Exercise requirements:
In the material below, count the lines with the word "type" and state that number only.

- - - - - - -

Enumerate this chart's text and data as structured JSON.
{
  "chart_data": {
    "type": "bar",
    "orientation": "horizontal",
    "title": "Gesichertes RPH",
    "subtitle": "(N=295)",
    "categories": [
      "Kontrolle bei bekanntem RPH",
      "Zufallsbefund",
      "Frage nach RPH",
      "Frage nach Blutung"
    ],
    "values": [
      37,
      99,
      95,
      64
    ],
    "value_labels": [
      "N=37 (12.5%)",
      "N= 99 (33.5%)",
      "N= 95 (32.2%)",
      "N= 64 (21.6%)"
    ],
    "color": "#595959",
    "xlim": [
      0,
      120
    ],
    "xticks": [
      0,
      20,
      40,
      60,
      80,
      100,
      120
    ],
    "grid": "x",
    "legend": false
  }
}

- - - - - - -

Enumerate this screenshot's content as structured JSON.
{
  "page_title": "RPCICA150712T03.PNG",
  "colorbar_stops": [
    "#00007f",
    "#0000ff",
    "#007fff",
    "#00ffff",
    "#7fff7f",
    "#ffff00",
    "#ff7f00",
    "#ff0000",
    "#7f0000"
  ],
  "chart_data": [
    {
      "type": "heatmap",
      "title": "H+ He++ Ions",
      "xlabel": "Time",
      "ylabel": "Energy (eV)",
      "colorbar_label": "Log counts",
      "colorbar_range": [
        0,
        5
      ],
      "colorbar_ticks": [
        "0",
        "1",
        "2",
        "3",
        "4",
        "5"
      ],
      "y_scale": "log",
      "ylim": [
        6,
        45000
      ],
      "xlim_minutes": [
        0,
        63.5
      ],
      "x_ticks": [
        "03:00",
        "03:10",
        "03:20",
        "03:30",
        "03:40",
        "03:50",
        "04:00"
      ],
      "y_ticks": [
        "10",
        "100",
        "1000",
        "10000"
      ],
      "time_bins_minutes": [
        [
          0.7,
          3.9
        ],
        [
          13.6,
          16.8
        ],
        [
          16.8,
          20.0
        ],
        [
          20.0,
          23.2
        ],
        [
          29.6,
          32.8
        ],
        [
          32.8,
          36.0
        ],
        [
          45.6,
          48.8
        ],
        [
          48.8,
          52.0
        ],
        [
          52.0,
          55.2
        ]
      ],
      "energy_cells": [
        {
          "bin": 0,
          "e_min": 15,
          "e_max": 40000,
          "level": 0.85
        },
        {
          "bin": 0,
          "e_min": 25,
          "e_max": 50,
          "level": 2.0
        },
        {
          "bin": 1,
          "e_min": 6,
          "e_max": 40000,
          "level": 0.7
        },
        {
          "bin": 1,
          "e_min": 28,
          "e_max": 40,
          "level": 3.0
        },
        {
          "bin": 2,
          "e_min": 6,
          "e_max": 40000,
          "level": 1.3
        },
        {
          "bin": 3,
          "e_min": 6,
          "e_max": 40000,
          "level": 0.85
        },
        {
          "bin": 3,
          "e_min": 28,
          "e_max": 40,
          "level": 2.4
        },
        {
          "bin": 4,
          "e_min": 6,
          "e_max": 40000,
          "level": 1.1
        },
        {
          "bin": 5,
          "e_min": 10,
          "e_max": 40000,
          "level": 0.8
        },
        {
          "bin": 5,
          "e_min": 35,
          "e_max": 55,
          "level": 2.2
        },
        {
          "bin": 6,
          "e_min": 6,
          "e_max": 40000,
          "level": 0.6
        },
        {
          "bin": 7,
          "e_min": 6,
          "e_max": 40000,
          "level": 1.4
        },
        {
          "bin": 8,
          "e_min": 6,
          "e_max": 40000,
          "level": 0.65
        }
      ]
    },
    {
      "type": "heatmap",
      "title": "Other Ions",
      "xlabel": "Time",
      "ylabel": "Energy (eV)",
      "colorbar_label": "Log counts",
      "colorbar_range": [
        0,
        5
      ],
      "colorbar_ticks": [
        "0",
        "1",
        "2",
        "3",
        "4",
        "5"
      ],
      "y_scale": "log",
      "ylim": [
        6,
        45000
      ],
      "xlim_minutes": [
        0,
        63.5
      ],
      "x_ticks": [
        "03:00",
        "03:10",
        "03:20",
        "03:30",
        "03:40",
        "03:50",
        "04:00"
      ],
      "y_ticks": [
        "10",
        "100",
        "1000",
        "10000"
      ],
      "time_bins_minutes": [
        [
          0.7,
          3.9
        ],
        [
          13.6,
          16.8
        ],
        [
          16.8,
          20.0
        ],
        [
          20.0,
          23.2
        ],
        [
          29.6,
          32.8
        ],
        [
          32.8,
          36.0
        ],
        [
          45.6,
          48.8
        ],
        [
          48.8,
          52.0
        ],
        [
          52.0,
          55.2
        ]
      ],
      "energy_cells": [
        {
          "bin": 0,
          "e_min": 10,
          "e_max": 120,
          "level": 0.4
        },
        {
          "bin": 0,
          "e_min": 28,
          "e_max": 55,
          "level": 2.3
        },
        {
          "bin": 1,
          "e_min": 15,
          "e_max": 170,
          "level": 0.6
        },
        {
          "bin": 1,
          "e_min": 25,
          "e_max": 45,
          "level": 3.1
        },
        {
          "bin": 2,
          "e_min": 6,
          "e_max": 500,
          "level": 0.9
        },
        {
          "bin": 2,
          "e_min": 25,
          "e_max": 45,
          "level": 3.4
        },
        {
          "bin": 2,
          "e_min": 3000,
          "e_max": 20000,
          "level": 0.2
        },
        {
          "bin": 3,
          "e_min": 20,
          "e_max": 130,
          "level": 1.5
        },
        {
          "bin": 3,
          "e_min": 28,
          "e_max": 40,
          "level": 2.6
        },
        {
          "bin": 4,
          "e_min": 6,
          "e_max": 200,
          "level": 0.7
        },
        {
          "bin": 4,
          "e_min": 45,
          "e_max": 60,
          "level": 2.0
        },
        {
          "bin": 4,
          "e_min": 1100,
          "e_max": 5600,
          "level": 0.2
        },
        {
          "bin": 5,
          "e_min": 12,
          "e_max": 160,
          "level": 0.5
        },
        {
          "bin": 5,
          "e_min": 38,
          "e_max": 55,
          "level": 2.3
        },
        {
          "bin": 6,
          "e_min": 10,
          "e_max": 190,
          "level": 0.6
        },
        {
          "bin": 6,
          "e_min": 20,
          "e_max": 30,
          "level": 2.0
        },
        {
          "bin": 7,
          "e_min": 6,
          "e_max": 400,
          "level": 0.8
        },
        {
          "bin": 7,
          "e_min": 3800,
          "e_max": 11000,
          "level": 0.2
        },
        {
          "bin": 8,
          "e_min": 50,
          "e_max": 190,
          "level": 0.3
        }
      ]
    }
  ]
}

- - - - - - -

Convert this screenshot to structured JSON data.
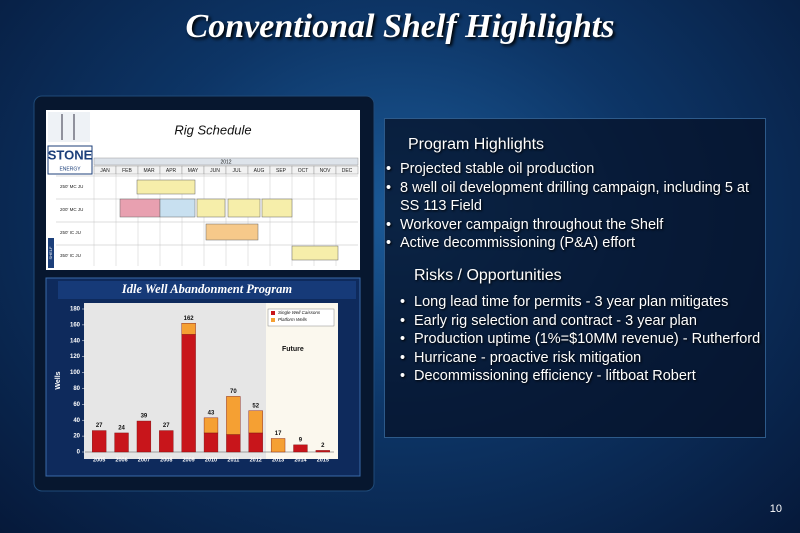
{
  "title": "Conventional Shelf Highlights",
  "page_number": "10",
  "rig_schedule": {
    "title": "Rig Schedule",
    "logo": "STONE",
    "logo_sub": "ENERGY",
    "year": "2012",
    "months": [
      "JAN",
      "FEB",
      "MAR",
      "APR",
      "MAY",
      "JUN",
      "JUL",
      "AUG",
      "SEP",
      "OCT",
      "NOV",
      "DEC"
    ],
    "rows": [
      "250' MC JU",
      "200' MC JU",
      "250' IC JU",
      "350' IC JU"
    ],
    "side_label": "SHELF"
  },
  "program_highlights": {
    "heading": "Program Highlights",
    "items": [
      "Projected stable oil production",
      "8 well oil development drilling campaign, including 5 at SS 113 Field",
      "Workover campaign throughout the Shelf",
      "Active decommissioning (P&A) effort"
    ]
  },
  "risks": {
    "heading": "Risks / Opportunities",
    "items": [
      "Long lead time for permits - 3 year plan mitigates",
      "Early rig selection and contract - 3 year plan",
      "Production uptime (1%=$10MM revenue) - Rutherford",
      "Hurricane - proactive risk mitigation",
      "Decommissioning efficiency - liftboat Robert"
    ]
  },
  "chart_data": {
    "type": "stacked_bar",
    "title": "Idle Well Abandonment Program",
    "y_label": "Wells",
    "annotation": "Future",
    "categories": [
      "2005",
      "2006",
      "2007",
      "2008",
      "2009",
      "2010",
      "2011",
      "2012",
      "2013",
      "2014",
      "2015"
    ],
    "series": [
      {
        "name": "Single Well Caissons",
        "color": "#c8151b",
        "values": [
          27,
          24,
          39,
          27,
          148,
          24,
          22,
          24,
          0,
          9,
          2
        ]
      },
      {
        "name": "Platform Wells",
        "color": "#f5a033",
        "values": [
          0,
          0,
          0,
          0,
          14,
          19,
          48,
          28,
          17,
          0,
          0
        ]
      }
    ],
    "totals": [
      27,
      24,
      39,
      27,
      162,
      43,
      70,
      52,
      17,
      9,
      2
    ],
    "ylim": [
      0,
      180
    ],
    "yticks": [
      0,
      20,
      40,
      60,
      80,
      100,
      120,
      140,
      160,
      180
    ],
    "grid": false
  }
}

- - - - - - -

Reply:
4